▶ What is expected:
Restate the listing below word for word, omitting any images.

▶ Material to process:
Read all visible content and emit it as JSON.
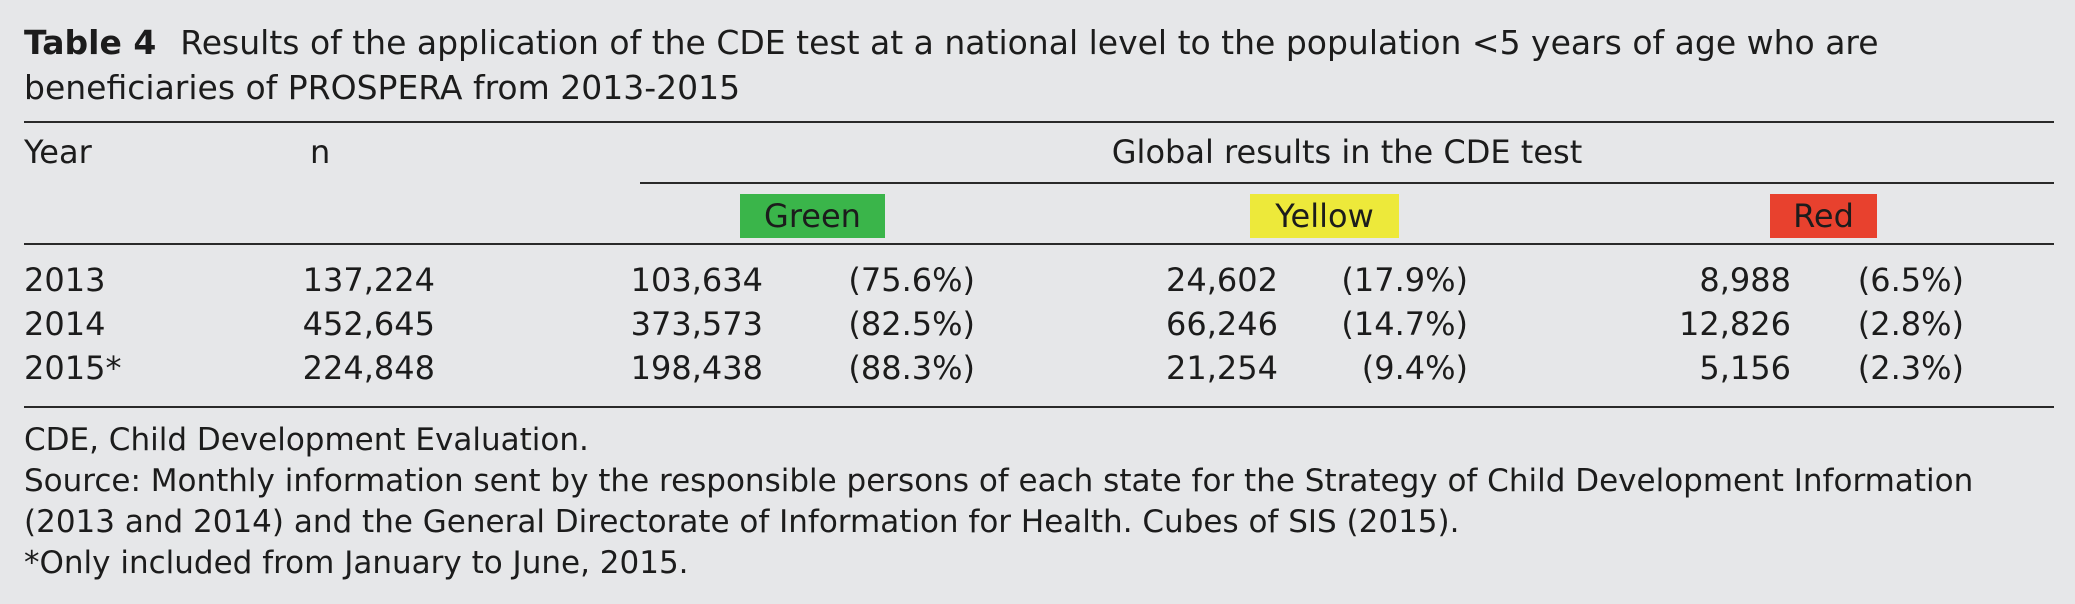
{
  "caption": {
    "label": "Table 4",
    "text": "Results of the application of the CDE test at a national level to the population <5 years of age who are beneficiaries of PROSPERA from 2013-2015"
  },
  "header": {
    "year": "Year",
    "n": "n",
    "group": "Global results in the CDE test",
    "green": "Green",
    "yellow": "Yellow",
    "red": "Red"
  },
  "colors": {
    "green": "#3ab54a",
    "yellow": "#ede93a",
    "red": "#e8412e"
  },
  "rows": [
    {
      "year": "2013",
      "n": "137,224",
      "green_n": "103,634",
      "green_pct": "(75.6%)",
      "yellow_n": "24,602",
      "yellow_pct": "(17.9%)",
      "red_n": "8,988",
      "red_pct": "(6.5%)"
    },
    {
      "year": "2014",
      "n": "452,645",
      "green_n": "373,573",
      "green_pct": "(82.5%)",
      "yellow_n": "66,246",
      "yellow_pct": "(14.7%)",
      "red_n": "12,826",
      "red_pct": "(2.8%)"
    },
    {
      "year": "2015*",
      "n": "224,848",
      "green_n": "198,438",
      "green_pct": "(88.3%)",
      "yellow_n": "21,254",
      "yellow_pct": "(9.4%)",
      "red_n": "5,156",
      "red_pct": "(2.3%)"
    }
  ],
  "notes": {
    "abbrev": "CDE, Child Development Evaluation.",
    "source": "Source: Monthly information sent by the responsible persons of each state for the Strategy of Child Development Information (2013 and 2014) and the General Directorate of Information for Health. Cubes of SIS (2015).",
    "footnote": "*Only included from January to June, 2015."
  }
}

▶ Answer for this exercise:
Read all visible content and emit it as JSON.
{
  "caption": {
    "label": "Table 4",
    "text": "Results of the application of the CDE test at a national level to the population <5 years of age who are beneficiaries of PROSPERA from 2013-2015"
  },
  "header": {
    "year": "Year",
    "n": "n",
    "group": "Global results in the CDE test",
    "green": "Green",
    "yellow": "Yellow",
    "red": "Red"
  },
  "colors": {
    "green": "#3ab54a",
    "yellow": "#ede93a",
    "red": "#e8412e"
  },
  "rows": [
    {
      "year": "2013",
      "n": "137,224",
      "green_n": "103,634",
      "green_pct": "(75.6%)",
      "yellow_n": "24,602",
      "yellow_pct": "(17.9%)",
      "red_n": "8,988",
      "red_pct": "(6.5%)"
    },
    {
      "year": "2014",
      "n": "452,645",
      "green_n": "373,573",
      "green_pct": "(82.5%)",
      "yellow_n": "66,246",
      "yellow_pct": "(14.7%)",
      "red_n": "12,826",
      "red_pct": "(2.8%)"
    },
    {
      "year": "2015*",
      "n": "224,848",
      "green_n": "198,438",
      "green_pct": "(88.3%)",
      "yellow_n": "21,254",
      "yellow_pct": "(9.4%)",
      "red_n": "5,156",
      "red_pct": "(2.3%)"
    }
  ],
  "notes": {
    "abbrev": "CDE, Child Development Evaluation.",
    "source": "Source: Monthly information sent by the responsible persons of each state for the Strategy of Child Development Information (2013 and 2014) and the General Directorate of Information for Health. Cubes of SIS (2015).",
    "footnote": "*Only included from January to June, 2015."
  }
}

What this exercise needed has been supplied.